# [Instructions for the task]
Transcribe the listing word for word.

....

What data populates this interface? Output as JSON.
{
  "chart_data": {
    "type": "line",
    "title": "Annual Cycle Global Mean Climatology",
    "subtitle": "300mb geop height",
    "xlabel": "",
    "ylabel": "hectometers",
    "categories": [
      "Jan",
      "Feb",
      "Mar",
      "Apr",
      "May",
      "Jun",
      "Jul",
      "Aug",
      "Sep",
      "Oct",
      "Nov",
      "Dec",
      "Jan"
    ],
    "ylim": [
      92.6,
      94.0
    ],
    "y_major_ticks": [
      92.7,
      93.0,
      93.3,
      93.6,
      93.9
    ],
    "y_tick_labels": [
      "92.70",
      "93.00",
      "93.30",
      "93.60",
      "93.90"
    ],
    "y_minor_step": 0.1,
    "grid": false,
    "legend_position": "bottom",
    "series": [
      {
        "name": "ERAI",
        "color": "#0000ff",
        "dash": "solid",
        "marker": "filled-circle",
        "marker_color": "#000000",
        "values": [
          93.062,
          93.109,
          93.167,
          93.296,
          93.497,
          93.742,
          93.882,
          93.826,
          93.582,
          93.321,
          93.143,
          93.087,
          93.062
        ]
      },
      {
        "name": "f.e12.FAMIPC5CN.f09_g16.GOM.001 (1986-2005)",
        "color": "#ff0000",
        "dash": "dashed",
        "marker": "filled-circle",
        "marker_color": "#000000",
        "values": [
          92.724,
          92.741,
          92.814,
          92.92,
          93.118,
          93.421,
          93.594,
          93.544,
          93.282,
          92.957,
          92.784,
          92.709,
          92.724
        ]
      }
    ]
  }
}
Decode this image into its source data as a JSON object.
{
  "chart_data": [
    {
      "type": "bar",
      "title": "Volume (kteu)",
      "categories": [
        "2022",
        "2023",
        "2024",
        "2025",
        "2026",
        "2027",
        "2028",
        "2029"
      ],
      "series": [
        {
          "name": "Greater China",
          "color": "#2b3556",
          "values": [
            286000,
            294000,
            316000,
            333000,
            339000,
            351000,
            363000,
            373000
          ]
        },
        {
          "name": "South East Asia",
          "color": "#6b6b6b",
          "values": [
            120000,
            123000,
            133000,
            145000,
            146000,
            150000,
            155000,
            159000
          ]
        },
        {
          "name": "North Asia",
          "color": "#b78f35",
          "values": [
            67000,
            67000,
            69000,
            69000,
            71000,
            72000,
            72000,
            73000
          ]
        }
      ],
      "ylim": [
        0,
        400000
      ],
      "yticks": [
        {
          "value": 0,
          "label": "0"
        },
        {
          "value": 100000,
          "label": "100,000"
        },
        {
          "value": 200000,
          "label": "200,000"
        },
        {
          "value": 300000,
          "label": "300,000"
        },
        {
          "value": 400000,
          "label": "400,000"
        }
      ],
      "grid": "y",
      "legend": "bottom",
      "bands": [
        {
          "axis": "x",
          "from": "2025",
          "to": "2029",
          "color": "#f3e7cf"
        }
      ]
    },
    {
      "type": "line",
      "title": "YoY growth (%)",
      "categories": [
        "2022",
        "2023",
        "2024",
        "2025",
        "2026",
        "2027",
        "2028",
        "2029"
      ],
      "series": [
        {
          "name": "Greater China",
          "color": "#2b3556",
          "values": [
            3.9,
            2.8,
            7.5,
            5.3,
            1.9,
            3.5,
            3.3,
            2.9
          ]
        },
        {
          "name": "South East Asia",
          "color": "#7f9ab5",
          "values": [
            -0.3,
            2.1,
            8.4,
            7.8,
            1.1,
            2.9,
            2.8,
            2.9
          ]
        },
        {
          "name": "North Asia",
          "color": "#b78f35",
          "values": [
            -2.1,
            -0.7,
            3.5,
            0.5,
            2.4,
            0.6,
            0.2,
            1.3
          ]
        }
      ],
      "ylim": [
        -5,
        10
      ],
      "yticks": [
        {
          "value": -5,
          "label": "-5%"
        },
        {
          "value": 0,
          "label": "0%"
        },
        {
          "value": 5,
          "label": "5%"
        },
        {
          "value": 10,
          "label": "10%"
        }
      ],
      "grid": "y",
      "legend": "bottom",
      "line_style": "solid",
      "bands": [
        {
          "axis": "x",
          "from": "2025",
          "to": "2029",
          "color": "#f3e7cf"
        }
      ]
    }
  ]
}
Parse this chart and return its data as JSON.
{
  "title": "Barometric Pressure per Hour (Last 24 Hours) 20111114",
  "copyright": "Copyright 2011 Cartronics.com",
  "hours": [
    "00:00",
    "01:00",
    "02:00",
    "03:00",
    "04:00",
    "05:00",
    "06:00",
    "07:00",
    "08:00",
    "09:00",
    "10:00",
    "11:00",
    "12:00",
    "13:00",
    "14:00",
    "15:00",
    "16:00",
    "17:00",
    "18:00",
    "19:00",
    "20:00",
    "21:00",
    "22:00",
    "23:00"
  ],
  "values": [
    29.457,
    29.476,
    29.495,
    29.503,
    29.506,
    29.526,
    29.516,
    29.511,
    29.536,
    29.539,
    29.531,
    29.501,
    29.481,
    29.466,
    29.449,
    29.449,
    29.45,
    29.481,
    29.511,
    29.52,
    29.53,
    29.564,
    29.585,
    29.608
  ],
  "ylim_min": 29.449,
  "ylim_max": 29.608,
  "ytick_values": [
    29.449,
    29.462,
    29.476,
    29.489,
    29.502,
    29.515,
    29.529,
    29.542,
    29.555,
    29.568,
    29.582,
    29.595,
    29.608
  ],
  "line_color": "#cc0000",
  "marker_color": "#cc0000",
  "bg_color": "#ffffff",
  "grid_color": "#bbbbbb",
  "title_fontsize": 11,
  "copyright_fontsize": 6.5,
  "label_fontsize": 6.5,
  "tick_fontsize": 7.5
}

....

# [Solution for this problem]
What data populates this interface? Output as JSON.
{
  "chart_data": {
    "type": "line",
    "title": "Annual Cycle Global Mean Climatology",
    "subtitle": "300mb geop height",
    "xlabel": "",
    "ylabel": "hectometers",
    "categories": [
      "Jan",
      "Feb",
      "Mar",
      "Apr",
      "May",
      "Jun",
      "Jul",
      "Aug",
      "Sep",
      "Oct",
      "Nov",
      "Dec",
      "Jan"
    ],
    "ylim": [
      92.6,
      94.0
    ],
    "y_major_ticks": [
      92.7,
      93.0,
      93.3,
      93.6,
      93.9
    ],
    "y_tick_labels": [
      "92.70",
      "93.00",
      "93.30",
      "93.60",
      "93.90"
    ],
    "y_minor_step": 0.1,
    "grid": false,
    "legend_position": "bottom",
    "series": [
      {
        "name": "ERAI",
        "color": "#0000ff",
        "dash": "solid",
        "marker": "filled-circle",
        "marker_color": "#000000",
        "values": [
          93.062,
          93.109,
          93.167,
          93.296,
          93.497,
          93.742,
          93.882,
          93.826,
          93.582,
          93.321,
          93.143,
          93.087,
          93.062
        ]
      },
      {
        "name": "f.e12.FAMIPC5CN.f09_g16.GOM.001 (1986-2005)",
        "color": "#ff0000",
        "dash": "dashed",
        "marker": "filled-circle",
        "marker_color": "#000000",
        "values": [
          92.724,
          92.741,
          92.814,
          92.92,
          93.118,
          93.421,
          93.594,
          93.544,
          93.282,
          92.957,
          92.784,
          92.709,
          92.724
        ]
      }
    ]
  }
}
Decode this image into its source data as a JSON object.
{
  "chart_data": [
    {
      "type": "bar",
      "title": "Volume (kteu)",
      "categories": [
        "2022",
        "2023",
        "2024",
        "2025",
        "2026",
        "2027",
        "2028",
        "2029"
      ],
      "series": [
        {
          "name": "Greater China",
          "color": "#2b3556",
          "values": [
            286000,
            294000,
            316000,
            333000,
            339000,
            351000,
            363000,
            373000
          ]
        },
        {
          "name": "South East Asia",
          "color": "#6b6b6b",
          "values": [
            120000,
            123000,
            133000,
            145000,
            146000,
            150000,
            155000,
            159000
          ]
        },
        {
          "name": "North Asia",
          "color": "#b78f35",
          "values": [
            67000,
            67000,
            69000,
            69000,
            71000,
            72000,
            72000,
            73000
          ]
        }
      ],
      "ylim": [
        0,
        400000
      ],
      "yticks": [
        {
          "value": 0,
          "label": "0"
        },
        {
          "value": 100000,
          "label": "100,000"
        },
        {
          "value": 200000,
          "label": "200,000"
        },
        {
          "value": 300000,
          "label": "300,000"
        },
        {
          "value": 400000,
          "label": "400,000"
        }
      ],
      "grid": "y",
      "legend": "bottom",
      "bands": [
        {
          "axis": "x",
          "from": "2025",
          "to": "2029",
          "color": "#f3e7cf"
        }
      ]
    },
    {
      "type": "line",
      "title": "YoY growth (%)",
      "categories": [
        "2022",
        "2023",
        "2024",
        "2025",
        "2026",
        "2027",
        "2028",
        "2029"
      ],
      "series": [
        {
          "name": "Greater China",
          "color": "#2b3556",
          "values": [
            3.9,
            2.8,
            7.5,
            5.3,
            1.9,
            3.5,
            3.3,
            2.9
          ]
        },
        {
          "name": "South East Asia",
          "color": "#7f9ab5",
          "values": [
            -0.3,
            2.1,
            8.4,
            7.8,
            1.1,
            2.9,
            2.8,
            2.9
          ]
        },
        {
          "name": "North Asia",
          "color": "#b78f35",
          "values": [
            -2.1,
            -0.7,
            3.5,
            0.5,
            2.4,
            0.6,
            0.2,
            1.3
          ]
        }
      ],
      "ylim": [
        -5,
        10
      ],
      "yticks": [
        {
          "value": -5,
          "label": "-5%"
        },
        {
          "value": 0,
          "label": "0%"
        },
        {
          "value": 5,
          "label": "5%"
        },
        {
          "value": 10,
          "label": "10%"
        }
      ],
      "grid": "y",
      "legend": "bottom",
      "line_style": "solid",
      "bands": [
        {
          "axis": "x",
          "from": "2025",
          "to": "2029",
          "color": "#f3e7cf"
        }
      ]
    }
  ]
}
Parse this chart and return its data as JSON.
{
  "title": "Barometric Pressure per Hour (Last 24 Hours) 20111114",
  "copyright": "Copyright 2011 Cartronics.com",
  "hours": [
    "00:00",
    "01:00",
    "02:00",
    "03:00",
    "04:00",
    "05:00",
    "06:00",
    "07:00",
    "08:00",
    "09:00",
    "10:00",
    "11:00",
    "12:00",
    "13:00",
    "14:00",
    "15:00",
    "16:00",
    "17:00",
    "18:00",
    "19:00",
    "20:00",
    "21:00",
    "22:00",
    "23:00"
  ],
  "values": [
    29.457,
    29.476,
    29.495,
    29.503,
    29.506,
    29.526,
    29.516,
    29.511,
    29.536,
    29.539,
    29.531,
    29.501,
    29.481,
    29.466,
    29.449,
    29.449,
    29.45,
    29.481,
    29.511,
    29.52,
    29.53,
    29.564,
    29.585,
    29.608
  ],
  "ylim_min": 29.449,
  "ylim_max": 29.608,
  "ytick_values": [
    29.449,
    29.462,
    29.476,
    29.489,
    29.502,
    29.515,
    29.529,
    29.542,
    29.555,
    29.568,
    29.582,
    29.595,
    29.608
  ],
  "line_color": "#cc0000",
  "marker_color": "#cc0000",
  "bg_color": "#ffffff",
  "grid_color": "#bbbbbb",
  "title_fontsize": 11,
  "copyright_fontsize": 6.5,
  "label_fontsize": 6.5,
  "tick_fontsize": 7.5
}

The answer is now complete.